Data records
□ □ □ □

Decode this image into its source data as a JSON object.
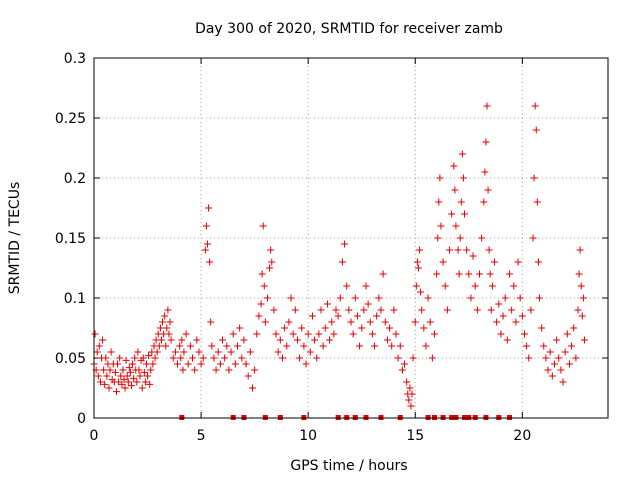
{
  "chart_data": {
    "type": "scatter",
    "title": "Day 300 of 2020, SRMTID for receiver zamb",
    "xlabel": "GPS time / hours",
    "ylabel": "SRMTID / TECUs",
    "xlim": [
      0,
      24
    ],
    "ylim": [
      0,
      0.3
    ],
    "xticks": [
      0,
      5,
      10,
      15,
      20
    ],
    "xtick_labels": [
      "0",
      "5",
      "10",
      "15",
      "20"
    ],
    "yticks": [
      0,
      0.05,
      0.1,
      0.15,
      0.2,
      0.25,
      0.3
    ],
    "ytick_labels": [
      "0",
      "0.05",
      "0.1",
      "0.15",
      "0.2",
      "0.25",
      "0.3"
    ],
    "grid": true,
    "marker": "+",
    "color": "#e00000",
    "series": [
      {
        "name": "SRMTID",
        "points": [
          [
            0.0,
            0.045
          ],
          [
            0.05,
            0.07
          ],
          [
            0.1,
            0.04
          ],
          [
            0.15,
            0.055
          ],
          [
            0.2,
            0.035
          ],
          [
            0.25,
            0.06
          ],
          [
            0.3,
            0.03
          ],
          [
            0.35,
            0.05
          ],
          [
            0.4,
            0.065
          ],
          [
            0.45,
            0.04
          ],
          [
            0.5,
            0.028
          ],
          [
            0.55,
            0.05
          ],
          [
            0.6,
            0.035
          ],
          [
            0.65,
            0.045
          ],
          [
            0.7,
            0.025
          ],
          [
            0.75,
            0.04
          ],
          [
            0.8,
            0.055
          ],
          [
            0.85,
            0.032
          ],
          [
            0.9,
            0.045
          ],
          [
            0.95,
            0.03
          ],
          [
            1.0,
            0.038
          ],
          [
            1.05,
            0.022
          ],
          [
            1.1,
            0.045
          ],
          [
            1.15,
            0.03
          ],
          [
            1.2,
            0.05
          ],
          [
            1.25,
            0.035
          ],
          [
            1.3,
            0.028
          ],
          [
            1.35,
            0.04
          ],
          [
            1.4,
            0.032
          ],
          [
            1.45,
            0.025
          ],
          [
            1.5,
            0.048
          ],
          [
            1.55,
            0.035
          ],
          [
            1.6,
            0.03
          ],
          [
            1.65,
            0.042
          ],
          [
            1.7,
            0.038
          ],
          [
            1.75,
            0.027
          ],
          [
            1.8,
            0.045
          ],
          [
            1.85,
            0.033
          ],
          [
            1.9,
            0.05
          ],
          [
            1.95,
            0.04
          ],
          [
            2.0,
            0.03
          ],
          [
            2.05,
            0.055
          ],
          [
            2.1,
            0.04
          ],
          [
            2.15,
            0.035
          ],
          [
            2.2,
            0.048
          ],
          [
            2.25,
            0.025
          ],
          [
            2.3,
            0.05
          ],
          [
            2.35,
            0.038
          ],
          [
            2.4,
            0.03
          ],
          [
            2.45,
            0.045
          ],
          [
            2.5,
            0.035
          ],
          [
            2.55,
            0.052
          ],
          [
            2.6,
            0.028
          ],
          [
            2.65,
            0.04
          ],
          [
            2.7,
            0.055
          ],
          [
            2.75,
            0.045
          ],
          [
            2.8,
            0.06
          ],
          [
            2.85,
            0.05
          ],
          [
            2.9,
            0.065
          ],
          [
            2.95,
            0.055
          ],
          [
            3.0,
            0.07
          ],
          [
            3.05,
            0.06
          ],
          [
            3.1,
            0.075
          ],
          [
            3.15,
            0.065
          ],
          [
            3.2,
            0.08
          ],
          [
            3.25,
            0.07
          ],
          [
            3.3,
            0.085
          ],
          [
            3.35,
            0.06
          ],
          [
            3.4,
            0.075
          ],
          [
            3.45,
            0.09
          ],
          [
            3.5,
            0.07
          ],
          [
            3.55,
            0.08
          ],
          [
            3.6,
            0.065
          ],
          [
            3.7,
            0.05
          ],
          [
            3.8,
            0.055
          ],
          [
            3.9,
            0.045
          ],
          [
            4.0,
            0.06
          ],
          [
            4.05,
            0.05
          ],
          [
            4.1,
            0.065
          ],
          [
            4.15,
            0.04
          ],
          [
            4.2,
            0.055
          ],
          [
            4.3,
            0.07
          ],
          [
            4.4,
            0.045
          ],
          [
            4.5,
            0.06
          ],
          [
            4.6,
            0.05
          ],
          [
            4.7,
            0.04
          ],
          [
            4.8,
            0.065
          ],
          [
            4.9,
            0.055
          ],
          [
            5.0,
            0.045
          ],
          [
            5.1,
            0.05
          ],
          [
            5.2,
            0.14
          ],
          [
            5.25,
            0.16
          ],
          [
            5.3,
            0.145
          ],
          [
            5.35,
            0.175
          ],
          [
            5.4,
            0.13
          ],
          [
            5.45,
            0.08
          ],
          [
            5.5,
            0.06
          ],
          [
            5.6,
            0.05
          ],
          [
            5.7,
            0.04
          ],
          [
            5.8,
            0.055
          ],
          [
            5.9,
            0.045
          ],
          [
            6.0,
            0.065
          ],
          [
            6.1,
            0.05
          ],
          [
            6.2,
            0.06
          ],
          [
            6.3,
            0.04
          ],
          [
            6.4,
            0.055
          ],
          [
            6.5,
            0.07
          ],
          [
            6.6,
            0.045
          ],
          [
            6.7,
            0.06
          ],
          [
            6.8,
            0.075
          ],
          [
            6.9,
            0.05
          ],
          [
            7.0,
            0.065
          ],
          [
            7.1,
            0.045
          ],
          [
            7.2,
            0.035
          ],
          [
            7.3,
            0.055
          ],
          [
            7.4,
            0.025
          ],
          [
            7.5,
            0.04
          ],
          [
            7.6,
            0.07
          ],
          [
            7.7,
            0.085
          ],
          [
            7.8,
            0.095
          ],
          [
            7.85,
            0.12
          ],
          [
            7.9,
            0.16
          ],
          [
            7.95,
            0.11
          ],
          [
            8.0,
            0.08
          ],
          [
            8.1,
            0.1
          ],
          [
            8.2,
            0.125
          ],
          [
            8.25,
            0.14
          ],
          [
            8.3,
            0.13
          ],
          [
            8.4,
            0.09
          ],
          [
            8.5,
            0.07
          ],
          [
            8.6,
            0.055
          ],
          [
            8.7,
            0.065
          ],
          [
            8.8,
            0.05
          ],
          [
            8.9,
            0.075
          ],
          [
            9.0,
            0.06
          ],
          [
            9.1,
            0.08
          ],
          [
            9.2,
            0.1
          ],
          [
            9.3,
            0.07
          ],
          [
            9.4,
            0.09
          ],
          [
            9.5,
            0.065
          ],
          [
            9.6,
            0.05
          ],
          [
            9.7,
            0.075
          ],
          [
            9.8,
            0.06
          ],
          [
            9.9,
            0.045
          ],
          [
            10.0,
            0.07
          ],
          [
            10.1,
            0.055
          ],
          [
            10.2,
            0.085
          ],
          [
            10.3,
            0.065
          ],
          [
            10.4,
            0.05
          ],
          [
            10.5,
            0.07
          ],
          [
            10.6,
            0.09
          ],
          [
            10.7,
            0.06
          ],
          [
            10.8,
            0.075
          ],
          [
            10.9,
            0.095
          ],
          [
            11.0,
            0.065
          ],
          [
            11.1,
            0.08
          ],
          [
            11.2,
            0.07
          ],
          [
            11.3,
            0.09
          ],
          [
            11.4,
            0.085
          ],
          [
            11.5,
            0.1
          ],
          [
            11.6,
            0.13
          ],
          [
            11.7,
            0.145
          ],
          [
            11.8,
            0.11
          ],
          [
            11.9,
            0.09
          ],
          [
            12.0,
            0.08
          ],
          [
            12.1,
            0.07
          ],
          [
            12.2,
            0.1
          ],
          [
            12.3,
            0.085
          ],
          [
            12.4,
            0.06
          ],
          [
            12.5,
            0.075
          ],
          [
            12.6,
            0.09
          ],
          [
            12.7,
            0.11
          ],
          [
            12.8,
            0.095
          ],
          [
            12.9,
            0.08
          ],
          [
            13.0,
            0.07
          ],
          [
            13.1,
            0.06
          ],
          [
            13.2,
            0.085
          ],
          [
            13.3,
            0.1
          ],
          [
            13.4,
            0.09
          ],
          [
            13.5,
            0.12
          ],
          [
            13.6,
            0.08
          ],
          [
            13.7,
            0.065
          ],
          [
            13.8,
            0.075
          ],
          [
            13.9,
            0.06
          ],
          [
            14.0,
            0.09
          ],
          [
            14.1,
            0.07
          ],
          [
            14.2,
            0.05
          ],
          [
            14.3,
            0.06
          ],
          [
            14.4,
            0.04
          ],
          [
            14.5,
            0.045
          ],
          [
            14.6,
            0.03
          ],
          [
            14.65,
            0.02
          ],
          [
            14.7,
            0.015
          ],
          [
            14.75,
            0.025
          ],
          [
            14.8,
            0.01
          ],
          [
            14.85,
            0.02
          ],
          [
            14.9,
            0.05
          ],
          [
            15.0,
            0.08
          ],
          [
            15.05,
            0.11
          ],
          [
            15.1,
            0.13
          ],
          [
            15.15,
            0.125
          ],
          [
            15.2,
            0.14
          ],
          [
            15.25,
            0.105
          ],
          [
            15.3,
            0.09
          ],
          [
            15.4,
            0.075
          ],
          [
            15.5,
            0.06
          ],
          [
            15.6,
            0.1
          ],
          [
            15.7,
            0.08
          ],
          [
            15.8,
            0.05
          ],
          [
            15.9,
            0.07
          ],
          [
            16.0,
            0.12
          ],
          [
            16.05,
            0.15
          ],
          [
            16.1,
            0.18
          ],
          [
            16.15,
            0.2
          ],
          [
            16.2,
            0.16
          ],
          [
            16.3,
            0.13
          ],
          [
            16.4,
            0.11
          ],
          [
            16.5,
            0.09
          ],
          [
            16.6,
            0.14
          ],
          [
            16.7,
            0.17
          ],
          [
            16.8,
            0.21
          ],
          [
            16.85,
            0.19
          ],
          [
            16.9,
            0.16
          ],
          [
            17.0,
            0.14
          ],
          [
            17.05,
            0.12
          ],
          [
            17.1,
            0.15
          ],
          [
            17.15,
            0.18
          ],
          [
            17.2,
            0.22
          ],
          [
            17.25,
            0.2
          ],
          [
            17.3,
            0.17
          ],
          [
            17.4,
            0.14
          ],
          [
            17.5,
            0.12
          ],
          [
            17.6,
            0.1
          ],
          [
            17.7,
            0.135
          ],
          [
            17.8,
            0.11
          ],
          [
            17.9,
            0.09
          ],
          [
            18.0,
            0.12
          ],
          [
            18.1,
            0.15
          ],
          [
            18.2,
            0.18
          ],
          [
            18.25,
            0.205
          ],
          [
            18.3,
            0.23
          ],
          [
            18.35,
            0.26
          ],
          [
            18.4,
            0.19
          ],
          [
            18.45,
            0.14
          ],
          [
            18.5,
            0.12
          ],
          [
            18.55,
            0.09
          ],
          [
            18.6,
            0.11
          ],
          [
            18.7,
            0.13
          ],
          [
            18.8,
            0.08
          ],
          [
            18.9,
            0.095
          ],
          [
            19.0,
            0.07
          ],
          [
            19.1,
            0.085
          ],
          [
            19.2,
            0.1
          ],
          [
            19.3,
            0.065
          ],
          [
            19.4,
            0.12
          ],
          [
            19.5,
            0.09
          ],
          [
            19.6,
            0.11
          ],
          [
            19.7,
            0.08
          ],
          [
            19.8,
            0.13
          ],
          [
            19.9,
            0.1
          ],
          [
            20.0,
            0.085
          ],
          [
            20.1,
            0.07
          ],
          [
            20.2,
            0.06
          ],
          [
            20.3,
            0.05
          ],
          [
            20.4,
            0.09
          ],
          [
            20.5,
            0.15
          ],
          [
            20.55,
            0.2
          ],
          [
            20.6,
            0.26
          ],
          [
            20.65,
            0.24
          ],
          [
            20.7,
            0.18
          ],
          [
            20.75,
            0.13
          ],
          [
            20.8,
            0.1
          ],
          [
            20.9,
            0.075
          ],
          [
            21.0,
            0.06
          ],
          [
            21.1,
            0.05
          ],
          [
            21.2,
            0.04
          ],
          [
            21.3,
            0.055
          ],
          [
            21.4,
            0.035
          ],
          [
            21.5,
            0.045
          ],
          [
            21.6,
            0.065
          ],
          [
            21.7,
            0.05
          ],
          [
            21.8,
            0.04
          ],
          [
            21.9,
            0.03
          ],
          [
            22.0,
            0.055
          ],
          [
            22.1,
            0.07
          ],
          [
            22.2,
            0.045
          ],
          [
            22.3,
            0.06
          ],
          [
            22.4,
            0.075
          ],
          [
            22.5,
            0.05
          ],
          [
            22.6,
            0.09
          ],
          [
            22.65,
            0.12
          ],
          [
            22.7,
            0.14
          ],
          [
            22.75,
            0.11
          ],
          [
            22.8,
            0.085
          ],
          [
            22.85,
            0.1
          ],
          [
            22.9,
            0.065
          ]
        ],
        "zero_points": [
          4.1,
          6.5,
          7.0,
          8.0,
          8.7,
          9.8,
          11.4,
          11.8,
          12.2,
          12.7,
          13.4,
          14.3,
          15.6,
          15.9,
          16.3,
          16.7,
          16.9,
          17.3,
          17.5,
          17.8,
          18.3,
          18.9,
          19.4
        ]
      }
    ]
  }
}
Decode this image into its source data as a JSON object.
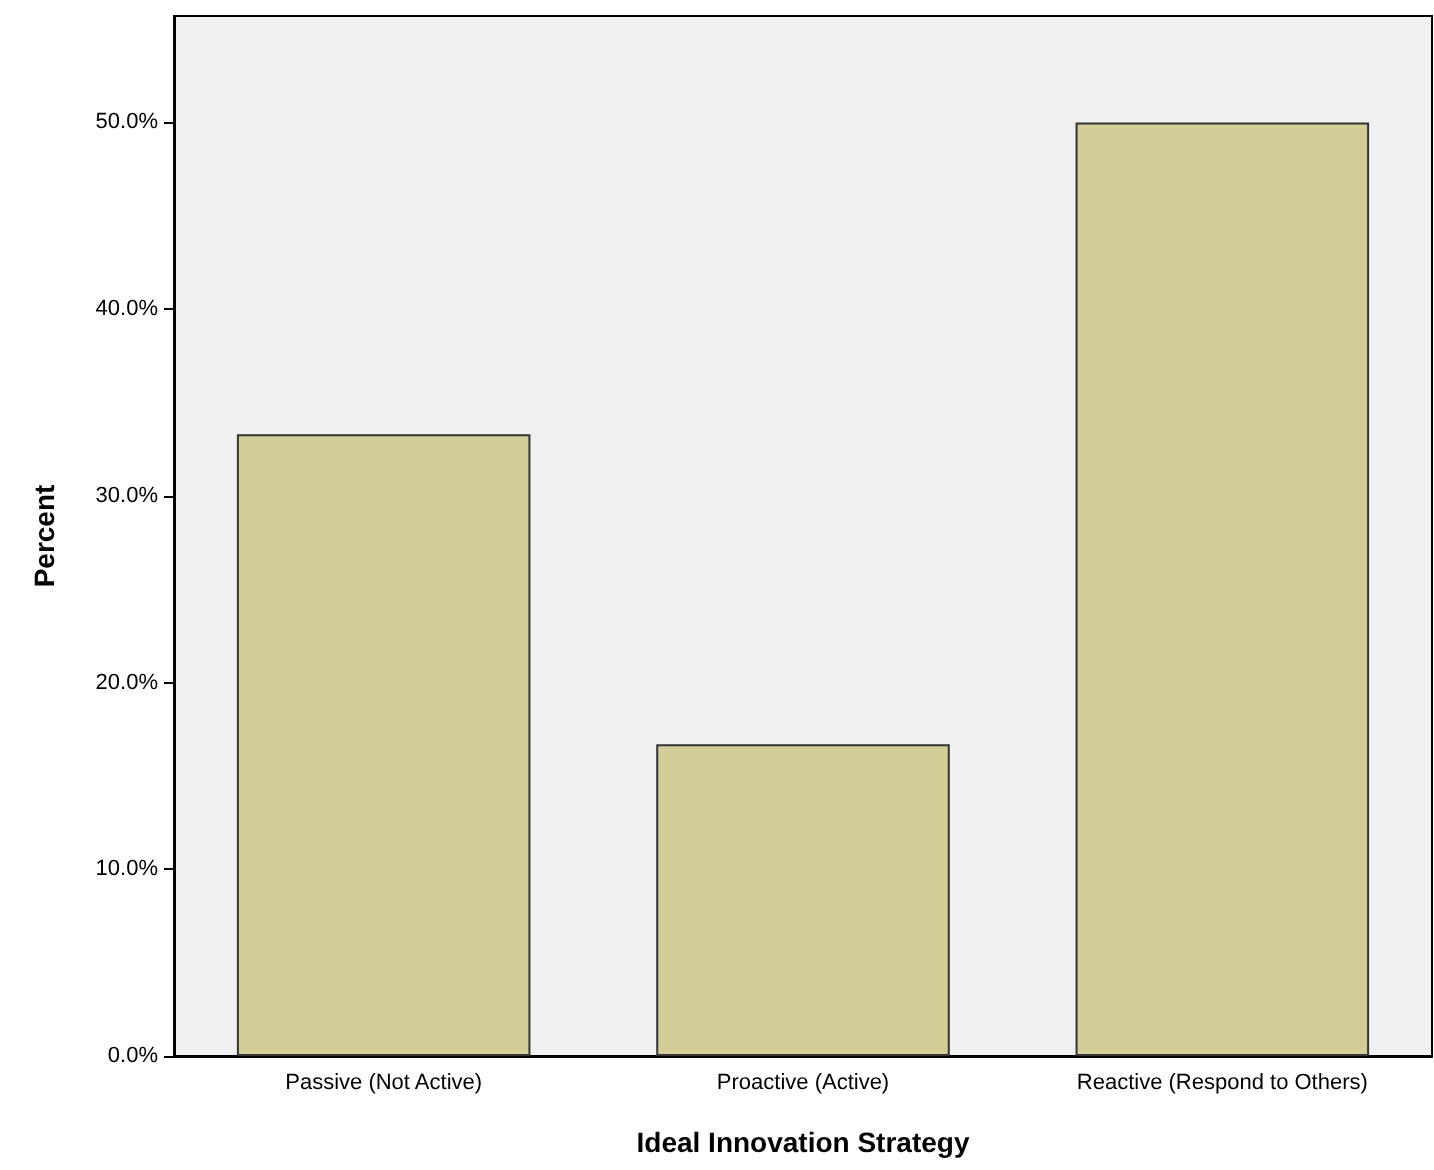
{
  "chart_data": {
    "type": "bar",
    "xlabel": "Ideal Innovation Strategy",
    "ylabel": "Percent",
    "categories": [
      "Passive (Not Active)",
      "Proactive (Active)",
      "Reactive (Respond to Others)"
    ],
    "values": [
      33.3,
      16.7,
      50.0
    ],
    "color": "#d3ce97",
    "ylim": [
      0,
      55.7
    ],
    "yticks": [
      {
        "value": 0,
        "label": "0.0%"
      },
      {
        "value": 10,
        "label": "10.0%"
      },
      {
        "value": 20,
        "label": "20.0%"
      },
      {
        "value": 30,
        "label": "30.0%"
      },
      {
        "value": 40,
        "label": "40.0%"
      },
      {
        "value": 50,
        "label": "50.0%"
      }
    ],
    "grid": false
  }
}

□ □ □ □

◆ **SET TASK**: Copy every line of the records above that holds the word "SRMTID".

◆ **TASK RESPONSE**:
    "title": "Day 300 of 2020, SRMTID for receiver zamb",
    "ylabel": "SRMTID / TECUs",
        "name": "SRMTID",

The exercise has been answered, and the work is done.